WHAT TO WORK ON
Every record should be written out exactly, please.

_____

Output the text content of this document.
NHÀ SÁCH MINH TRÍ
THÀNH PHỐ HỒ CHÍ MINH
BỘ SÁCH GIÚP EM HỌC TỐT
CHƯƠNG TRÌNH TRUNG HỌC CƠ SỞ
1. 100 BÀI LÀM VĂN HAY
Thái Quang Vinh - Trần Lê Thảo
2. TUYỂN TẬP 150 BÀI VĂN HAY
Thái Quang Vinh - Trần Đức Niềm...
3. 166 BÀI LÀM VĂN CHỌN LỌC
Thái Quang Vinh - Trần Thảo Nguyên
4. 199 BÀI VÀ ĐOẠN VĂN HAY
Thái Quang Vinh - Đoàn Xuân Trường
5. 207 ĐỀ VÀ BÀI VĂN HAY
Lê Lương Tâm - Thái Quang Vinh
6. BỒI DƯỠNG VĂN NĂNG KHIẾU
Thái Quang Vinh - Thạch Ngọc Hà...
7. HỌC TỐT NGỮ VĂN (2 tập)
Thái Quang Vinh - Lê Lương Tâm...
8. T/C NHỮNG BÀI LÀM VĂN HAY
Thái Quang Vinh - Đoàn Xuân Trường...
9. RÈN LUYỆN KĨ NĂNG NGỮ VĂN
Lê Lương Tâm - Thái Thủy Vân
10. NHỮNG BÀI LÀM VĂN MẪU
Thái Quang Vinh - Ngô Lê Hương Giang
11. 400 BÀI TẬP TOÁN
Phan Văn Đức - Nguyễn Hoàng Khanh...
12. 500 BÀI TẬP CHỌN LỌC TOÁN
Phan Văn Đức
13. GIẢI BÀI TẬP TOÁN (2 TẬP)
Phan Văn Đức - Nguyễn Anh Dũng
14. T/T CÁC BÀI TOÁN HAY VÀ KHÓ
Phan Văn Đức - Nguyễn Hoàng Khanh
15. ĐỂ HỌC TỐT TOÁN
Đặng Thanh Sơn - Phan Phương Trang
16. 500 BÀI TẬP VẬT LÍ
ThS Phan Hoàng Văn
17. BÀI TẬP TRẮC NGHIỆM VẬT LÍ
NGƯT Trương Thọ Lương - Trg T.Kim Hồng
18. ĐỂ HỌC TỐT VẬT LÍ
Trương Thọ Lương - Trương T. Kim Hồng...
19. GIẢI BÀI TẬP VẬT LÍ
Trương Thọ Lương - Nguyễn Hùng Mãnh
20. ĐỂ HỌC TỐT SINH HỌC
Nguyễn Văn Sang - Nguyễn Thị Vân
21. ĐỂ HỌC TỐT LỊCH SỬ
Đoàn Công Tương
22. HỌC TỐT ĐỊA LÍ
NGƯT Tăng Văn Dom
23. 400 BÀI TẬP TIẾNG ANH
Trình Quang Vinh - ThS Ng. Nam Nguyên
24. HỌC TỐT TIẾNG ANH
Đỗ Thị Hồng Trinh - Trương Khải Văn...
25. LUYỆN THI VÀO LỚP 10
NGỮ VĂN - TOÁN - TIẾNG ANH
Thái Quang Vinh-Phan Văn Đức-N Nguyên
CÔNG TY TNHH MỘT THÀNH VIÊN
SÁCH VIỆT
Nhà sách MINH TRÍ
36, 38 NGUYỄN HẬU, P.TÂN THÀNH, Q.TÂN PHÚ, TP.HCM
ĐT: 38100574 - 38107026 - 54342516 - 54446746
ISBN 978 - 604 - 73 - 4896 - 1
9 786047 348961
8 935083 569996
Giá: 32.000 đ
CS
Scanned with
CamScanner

_____

FINAL RESULT
Output the text content of this document.
NHÀ SÁCH MINH TRÍ
THÀNH PHỐ HỒ CHÍ MINH
BỘ SÁCH GIÚP EM HỌC TỐT
CHƯƠNG TRÌNH TRUNG HỌC CƠ SỞ
1. 100 BÀI LÀM VĂN HAY
Thái Quang Vinh - Trần Lê Thảo
2. TUYỂN TẬP 150 BÀI VĂN HAY
Thái Quang Vinh - Trần Đức Niềm...
3. 166 BÀI LÀM VĂN CHỌN LỌC
Thái Quang Vinh - Trần Thảo Nguyên
4. 199 BÀI VÀ ĐOẠN VĂN HAY
Thái Quang Vinh - Đoàn Xuân Trường
5. 207 ĐỀ VÀ BÀI VĂN HAY
Lê Lương Tâm - Thái Quang Vinh
6. BỒI DƯỠNG VĂN NĂNG KHIẾU
Thái Quang Vinh - Thạch Ngọc Hà...
7. HỌC TỐT NGỮ VĂN (2 tập)
Thái Quang Vinh - Lê Lương Tâm...
8. T/C NHỮNG BÀI LÀM VĂN HAY
Thái Quang Vinh - Đoàn Xuân Trường...
9. RÈN LUYỆN KĨ NĂNG NGỮ VĂN
Lê Lương Tâm - Thái Thủy Vân
10. NHỮNG BÀI LÀM VĂN MẪU
Thái Quang Vinh - Ngô Lê Hương Giang
11. 400 BÀI TẬP TOÁN
Phan Văn Đức - Nguyễn Hoàng Khanh...
12. 500 BÀI TẬP CHỌN LỌC TOÁN
Phan Văn Đức
13. GIẢI BÀI TẬP TOÁN (2 TẬP)
Phan Văn Đức - Nguyễn Anh Dũng
14. T/T CÁC BÀI TOÁN HAY VÀ KHÓ
Phan Văn Đức - Nguyễn Hoàng Khanh
15. ĐỂ HỌC TỐT TOÁN
Đặng Thanh Sơn - Phan Phương Trang
16. 500 BÀI TẬP VẬT LÍ
ThS Phan Hoàng Văn
17. BÀI TẬP TRẮC NGHIỆM VẬT LÍ
NGƯT Trương Thọ Lương - Trg T.Kim Hồng
18. ĐỂ HỌC TỐT VẬT LÍ
Trương Thọ Lương - Trương T. Kim Hồng...
19. GIẢI BÀI TẬP VẬT LÍ
Trương Thọ Lương - Nguyễn Hùng Mãnh
20. ĐỂ HỌC TỐT SINH HỌC
Nguyễn Văn Sang - Nguyễn Thị Vân
21. ĐỂ HỌC TỐT LỊCH SỬ
Đoàn Công Tương
22. HỌC TỐT ĐỊA LÍ
NGƯT Tăng Văn Dom
23. 400 BÀI TẬP TIẾNG ANH
Trình Quang Vinh - ThS Ng. Nam Nguyên
24. HỌC TỐT TIẾNG ANH
Đỗ Thị Hồng Trinh - Trương Khải Văn...
25. LUYỆN THI VÀO LỚP 10
NGỮ VĂN - TOÁN - TIẾNG ANH
Thái Quang Vinh-Phan Văn Đức-N Nguyên
CÔNG TY TNHH MỘT THÀNH VIÊN
SÁCH VIỆT
Nhà sách MINH TRÍ
36, 38 NGUYỄN HẬU, P.TÂN THÀNH, Q.TÂN PHÚ, TP.HCM
ĐT: 38100574 - 38107026 - 54342516 - 54446746
ISBN 978 - 604 - 73 - 4896 - 1
9 786047 348961
8 935083 569996
Giá: 32.000 đ
CS
Scanned with
CamScanner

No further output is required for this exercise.